Saved entries
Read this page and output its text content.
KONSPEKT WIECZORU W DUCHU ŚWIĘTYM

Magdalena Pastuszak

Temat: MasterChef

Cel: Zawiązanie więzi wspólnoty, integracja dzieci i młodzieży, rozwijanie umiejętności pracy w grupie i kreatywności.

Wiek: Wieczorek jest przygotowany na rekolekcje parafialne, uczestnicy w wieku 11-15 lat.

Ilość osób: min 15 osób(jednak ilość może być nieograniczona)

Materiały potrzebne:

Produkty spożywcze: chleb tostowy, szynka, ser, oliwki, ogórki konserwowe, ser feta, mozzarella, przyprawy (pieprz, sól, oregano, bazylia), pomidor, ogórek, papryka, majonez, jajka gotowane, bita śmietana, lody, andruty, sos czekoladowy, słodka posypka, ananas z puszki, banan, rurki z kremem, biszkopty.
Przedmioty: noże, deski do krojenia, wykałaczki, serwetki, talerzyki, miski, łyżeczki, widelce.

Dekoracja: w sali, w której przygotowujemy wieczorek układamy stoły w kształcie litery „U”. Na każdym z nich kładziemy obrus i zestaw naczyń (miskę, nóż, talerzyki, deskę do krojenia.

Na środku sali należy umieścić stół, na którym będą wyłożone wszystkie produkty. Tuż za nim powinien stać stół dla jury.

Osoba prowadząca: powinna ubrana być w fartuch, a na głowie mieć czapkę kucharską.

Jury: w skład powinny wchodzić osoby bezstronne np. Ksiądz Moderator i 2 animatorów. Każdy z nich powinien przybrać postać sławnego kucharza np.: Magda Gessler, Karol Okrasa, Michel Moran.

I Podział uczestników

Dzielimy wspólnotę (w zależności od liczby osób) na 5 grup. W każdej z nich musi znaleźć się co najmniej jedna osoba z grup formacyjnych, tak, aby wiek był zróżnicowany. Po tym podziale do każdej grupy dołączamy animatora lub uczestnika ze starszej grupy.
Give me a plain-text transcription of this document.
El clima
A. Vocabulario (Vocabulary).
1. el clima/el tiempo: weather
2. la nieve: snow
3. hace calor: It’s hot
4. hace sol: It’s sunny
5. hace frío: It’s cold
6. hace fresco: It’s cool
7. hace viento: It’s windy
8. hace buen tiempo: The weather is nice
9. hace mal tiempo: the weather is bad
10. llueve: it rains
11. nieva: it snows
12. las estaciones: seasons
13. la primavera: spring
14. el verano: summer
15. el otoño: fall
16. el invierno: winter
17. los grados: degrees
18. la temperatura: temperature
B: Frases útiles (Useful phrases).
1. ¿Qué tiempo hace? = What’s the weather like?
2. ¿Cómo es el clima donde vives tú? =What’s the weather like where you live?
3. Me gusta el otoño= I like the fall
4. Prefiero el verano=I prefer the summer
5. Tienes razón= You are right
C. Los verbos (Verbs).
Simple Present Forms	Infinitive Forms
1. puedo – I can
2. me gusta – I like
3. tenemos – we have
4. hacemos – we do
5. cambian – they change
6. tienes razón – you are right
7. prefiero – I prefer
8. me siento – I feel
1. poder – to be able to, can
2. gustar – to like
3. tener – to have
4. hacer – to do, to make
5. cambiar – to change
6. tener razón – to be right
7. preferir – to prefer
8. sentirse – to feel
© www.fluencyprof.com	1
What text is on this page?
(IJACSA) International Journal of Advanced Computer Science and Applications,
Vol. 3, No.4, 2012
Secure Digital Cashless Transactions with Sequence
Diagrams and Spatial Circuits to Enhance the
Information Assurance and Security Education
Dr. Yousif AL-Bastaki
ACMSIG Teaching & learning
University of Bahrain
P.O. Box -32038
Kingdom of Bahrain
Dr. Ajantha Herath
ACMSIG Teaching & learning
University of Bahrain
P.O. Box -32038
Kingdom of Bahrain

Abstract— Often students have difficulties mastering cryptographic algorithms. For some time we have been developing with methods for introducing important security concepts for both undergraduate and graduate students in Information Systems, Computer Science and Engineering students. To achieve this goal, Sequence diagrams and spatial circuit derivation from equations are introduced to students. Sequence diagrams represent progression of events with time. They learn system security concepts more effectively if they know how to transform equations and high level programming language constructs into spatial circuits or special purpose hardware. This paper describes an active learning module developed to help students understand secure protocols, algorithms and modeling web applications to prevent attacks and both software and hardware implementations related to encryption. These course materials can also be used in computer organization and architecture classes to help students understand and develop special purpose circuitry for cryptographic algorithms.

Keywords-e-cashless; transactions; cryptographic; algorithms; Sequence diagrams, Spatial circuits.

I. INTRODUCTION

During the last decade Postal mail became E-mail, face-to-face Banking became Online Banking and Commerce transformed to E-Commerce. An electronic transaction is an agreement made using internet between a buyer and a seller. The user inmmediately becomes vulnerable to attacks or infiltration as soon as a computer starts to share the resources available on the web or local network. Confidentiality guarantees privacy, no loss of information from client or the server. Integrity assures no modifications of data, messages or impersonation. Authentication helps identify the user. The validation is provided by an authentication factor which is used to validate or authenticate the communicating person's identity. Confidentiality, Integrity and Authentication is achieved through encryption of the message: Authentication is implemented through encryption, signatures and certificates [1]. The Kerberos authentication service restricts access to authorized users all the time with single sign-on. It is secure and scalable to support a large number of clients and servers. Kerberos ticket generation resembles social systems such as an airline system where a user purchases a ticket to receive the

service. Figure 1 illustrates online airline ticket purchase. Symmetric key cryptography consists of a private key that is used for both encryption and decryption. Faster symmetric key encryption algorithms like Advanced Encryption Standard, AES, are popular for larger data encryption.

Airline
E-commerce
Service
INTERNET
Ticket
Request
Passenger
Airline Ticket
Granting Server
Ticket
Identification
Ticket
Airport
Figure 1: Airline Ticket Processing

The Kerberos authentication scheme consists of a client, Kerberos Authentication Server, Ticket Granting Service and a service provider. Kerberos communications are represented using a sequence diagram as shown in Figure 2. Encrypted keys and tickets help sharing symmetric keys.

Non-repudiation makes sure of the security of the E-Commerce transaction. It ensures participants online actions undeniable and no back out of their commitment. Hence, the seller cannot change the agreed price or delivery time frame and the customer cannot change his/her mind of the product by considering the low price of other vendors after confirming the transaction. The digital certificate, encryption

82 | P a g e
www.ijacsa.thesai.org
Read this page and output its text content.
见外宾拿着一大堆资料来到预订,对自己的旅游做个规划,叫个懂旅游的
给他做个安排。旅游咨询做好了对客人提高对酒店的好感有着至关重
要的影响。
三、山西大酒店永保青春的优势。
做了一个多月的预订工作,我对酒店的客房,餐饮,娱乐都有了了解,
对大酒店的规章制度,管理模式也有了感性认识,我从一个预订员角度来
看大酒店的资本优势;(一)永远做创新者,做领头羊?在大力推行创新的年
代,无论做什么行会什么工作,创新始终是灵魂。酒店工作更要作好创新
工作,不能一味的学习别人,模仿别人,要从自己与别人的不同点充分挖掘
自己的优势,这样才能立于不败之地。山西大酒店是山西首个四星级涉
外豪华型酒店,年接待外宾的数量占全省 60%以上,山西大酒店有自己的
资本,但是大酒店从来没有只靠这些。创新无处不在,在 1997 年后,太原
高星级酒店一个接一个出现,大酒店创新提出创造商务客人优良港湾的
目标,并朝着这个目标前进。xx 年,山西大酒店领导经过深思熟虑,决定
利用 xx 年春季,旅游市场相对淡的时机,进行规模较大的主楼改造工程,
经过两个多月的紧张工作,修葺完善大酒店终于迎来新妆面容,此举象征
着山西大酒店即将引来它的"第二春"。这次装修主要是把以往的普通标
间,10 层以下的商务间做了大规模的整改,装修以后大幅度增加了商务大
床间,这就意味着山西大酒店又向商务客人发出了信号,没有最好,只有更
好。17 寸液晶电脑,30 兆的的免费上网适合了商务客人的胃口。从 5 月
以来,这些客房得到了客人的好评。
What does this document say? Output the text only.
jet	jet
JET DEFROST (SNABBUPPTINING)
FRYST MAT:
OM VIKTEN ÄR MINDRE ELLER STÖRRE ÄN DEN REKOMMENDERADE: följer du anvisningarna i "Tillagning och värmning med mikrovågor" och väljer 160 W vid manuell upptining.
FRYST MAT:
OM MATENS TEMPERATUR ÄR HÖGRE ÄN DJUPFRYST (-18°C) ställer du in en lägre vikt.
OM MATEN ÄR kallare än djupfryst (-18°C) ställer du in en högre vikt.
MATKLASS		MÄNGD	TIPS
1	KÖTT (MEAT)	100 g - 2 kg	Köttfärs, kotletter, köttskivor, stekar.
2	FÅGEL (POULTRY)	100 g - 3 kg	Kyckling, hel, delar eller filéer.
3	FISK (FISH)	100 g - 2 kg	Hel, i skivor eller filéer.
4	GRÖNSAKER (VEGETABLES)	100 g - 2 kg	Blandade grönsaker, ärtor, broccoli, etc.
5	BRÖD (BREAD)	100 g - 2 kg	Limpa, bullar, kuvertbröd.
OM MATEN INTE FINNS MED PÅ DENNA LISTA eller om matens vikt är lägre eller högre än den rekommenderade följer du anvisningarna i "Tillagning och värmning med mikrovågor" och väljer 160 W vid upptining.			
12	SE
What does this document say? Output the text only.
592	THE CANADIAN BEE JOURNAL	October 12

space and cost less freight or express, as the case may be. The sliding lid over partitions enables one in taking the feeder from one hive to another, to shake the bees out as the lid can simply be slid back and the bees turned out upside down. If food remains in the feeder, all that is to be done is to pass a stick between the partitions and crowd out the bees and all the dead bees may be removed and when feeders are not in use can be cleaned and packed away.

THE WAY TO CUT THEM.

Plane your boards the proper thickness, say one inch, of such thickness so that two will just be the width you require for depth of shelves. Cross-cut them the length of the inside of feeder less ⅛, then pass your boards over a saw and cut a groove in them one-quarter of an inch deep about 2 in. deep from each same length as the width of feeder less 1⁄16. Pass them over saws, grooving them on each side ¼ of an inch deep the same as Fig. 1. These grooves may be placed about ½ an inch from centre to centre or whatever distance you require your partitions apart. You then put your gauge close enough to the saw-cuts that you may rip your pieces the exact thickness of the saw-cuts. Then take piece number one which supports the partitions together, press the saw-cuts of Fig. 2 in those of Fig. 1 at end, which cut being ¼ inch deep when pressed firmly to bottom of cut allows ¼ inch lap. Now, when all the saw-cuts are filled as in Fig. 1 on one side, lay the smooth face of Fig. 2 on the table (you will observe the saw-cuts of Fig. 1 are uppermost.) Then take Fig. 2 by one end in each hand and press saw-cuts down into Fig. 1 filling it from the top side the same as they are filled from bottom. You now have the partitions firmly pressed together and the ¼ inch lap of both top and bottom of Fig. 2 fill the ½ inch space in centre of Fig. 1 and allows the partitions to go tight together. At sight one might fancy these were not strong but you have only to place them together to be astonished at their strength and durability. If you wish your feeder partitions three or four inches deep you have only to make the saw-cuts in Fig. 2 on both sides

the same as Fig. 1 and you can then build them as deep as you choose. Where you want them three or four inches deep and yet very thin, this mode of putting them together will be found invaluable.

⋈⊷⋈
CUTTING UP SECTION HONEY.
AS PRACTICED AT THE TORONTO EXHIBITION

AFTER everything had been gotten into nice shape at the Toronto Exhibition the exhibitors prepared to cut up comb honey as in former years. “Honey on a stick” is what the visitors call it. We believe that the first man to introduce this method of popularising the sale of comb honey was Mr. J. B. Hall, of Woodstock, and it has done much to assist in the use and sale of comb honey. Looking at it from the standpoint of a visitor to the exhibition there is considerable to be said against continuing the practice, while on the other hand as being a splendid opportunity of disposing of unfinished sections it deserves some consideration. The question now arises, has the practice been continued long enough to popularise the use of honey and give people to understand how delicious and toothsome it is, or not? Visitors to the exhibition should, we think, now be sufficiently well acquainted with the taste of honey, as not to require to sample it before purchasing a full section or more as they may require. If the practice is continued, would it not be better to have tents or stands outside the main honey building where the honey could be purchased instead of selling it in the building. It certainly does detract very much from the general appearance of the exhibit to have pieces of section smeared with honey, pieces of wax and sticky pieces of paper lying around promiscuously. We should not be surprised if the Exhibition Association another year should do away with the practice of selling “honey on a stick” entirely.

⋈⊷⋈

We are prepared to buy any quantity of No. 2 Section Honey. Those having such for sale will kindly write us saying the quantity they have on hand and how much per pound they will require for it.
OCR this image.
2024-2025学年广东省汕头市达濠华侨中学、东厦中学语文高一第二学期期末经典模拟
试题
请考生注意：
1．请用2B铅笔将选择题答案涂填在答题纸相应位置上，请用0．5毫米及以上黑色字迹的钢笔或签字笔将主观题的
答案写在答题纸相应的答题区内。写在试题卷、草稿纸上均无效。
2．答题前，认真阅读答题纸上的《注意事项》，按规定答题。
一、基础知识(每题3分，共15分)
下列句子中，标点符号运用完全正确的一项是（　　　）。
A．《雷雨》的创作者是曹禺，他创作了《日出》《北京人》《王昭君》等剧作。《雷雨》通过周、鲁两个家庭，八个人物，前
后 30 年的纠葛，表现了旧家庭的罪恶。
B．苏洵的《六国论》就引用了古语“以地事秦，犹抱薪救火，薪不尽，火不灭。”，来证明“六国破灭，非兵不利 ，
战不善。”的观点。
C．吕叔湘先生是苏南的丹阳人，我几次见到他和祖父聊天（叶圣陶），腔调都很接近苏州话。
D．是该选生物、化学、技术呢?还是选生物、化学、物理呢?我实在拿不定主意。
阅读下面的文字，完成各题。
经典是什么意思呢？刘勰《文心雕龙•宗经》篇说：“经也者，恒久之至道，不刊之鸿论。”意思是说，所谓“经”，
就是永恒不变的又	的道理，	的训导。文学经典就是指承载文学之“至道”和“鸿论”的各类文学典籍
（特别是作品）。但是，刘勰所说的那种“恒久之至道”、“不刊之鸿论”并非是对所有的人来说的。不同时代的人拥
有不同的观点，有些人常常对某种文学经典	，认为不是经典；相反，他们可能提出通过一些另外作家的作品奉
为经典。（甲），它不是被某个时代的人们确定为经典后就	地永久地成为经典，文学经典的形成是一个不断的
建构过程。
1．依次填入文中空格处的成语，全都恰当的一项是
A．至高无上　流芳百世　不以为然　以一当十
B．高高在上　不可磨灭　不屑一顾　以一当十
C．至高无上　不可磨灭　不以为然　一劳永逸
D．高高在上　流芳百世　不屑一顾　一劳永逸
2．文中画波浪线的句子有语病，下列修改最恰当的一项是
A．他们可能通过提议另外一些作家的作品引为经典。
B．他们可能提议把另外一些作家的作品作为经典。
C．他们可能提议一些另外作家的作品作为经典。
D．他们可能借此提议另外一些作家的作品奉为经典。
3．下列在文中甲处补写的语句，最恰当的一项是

§ WHAT THE TASK REQUIRES: Look through the records and gather each line with the word "不刊之鸿论".

§ FINAL ANSWER:
经典是什么意思呢？刘勰《文心雕龙•宗经》篇说：“经也者，恒久之至道，不刊之鸿论。”意思是说，所谓“经”，
（特别是作品）。但是，刘勰所说的那种“恒久之至道”、“不刊之鸿论”并非是对所有的人来说的。不同时代的人拥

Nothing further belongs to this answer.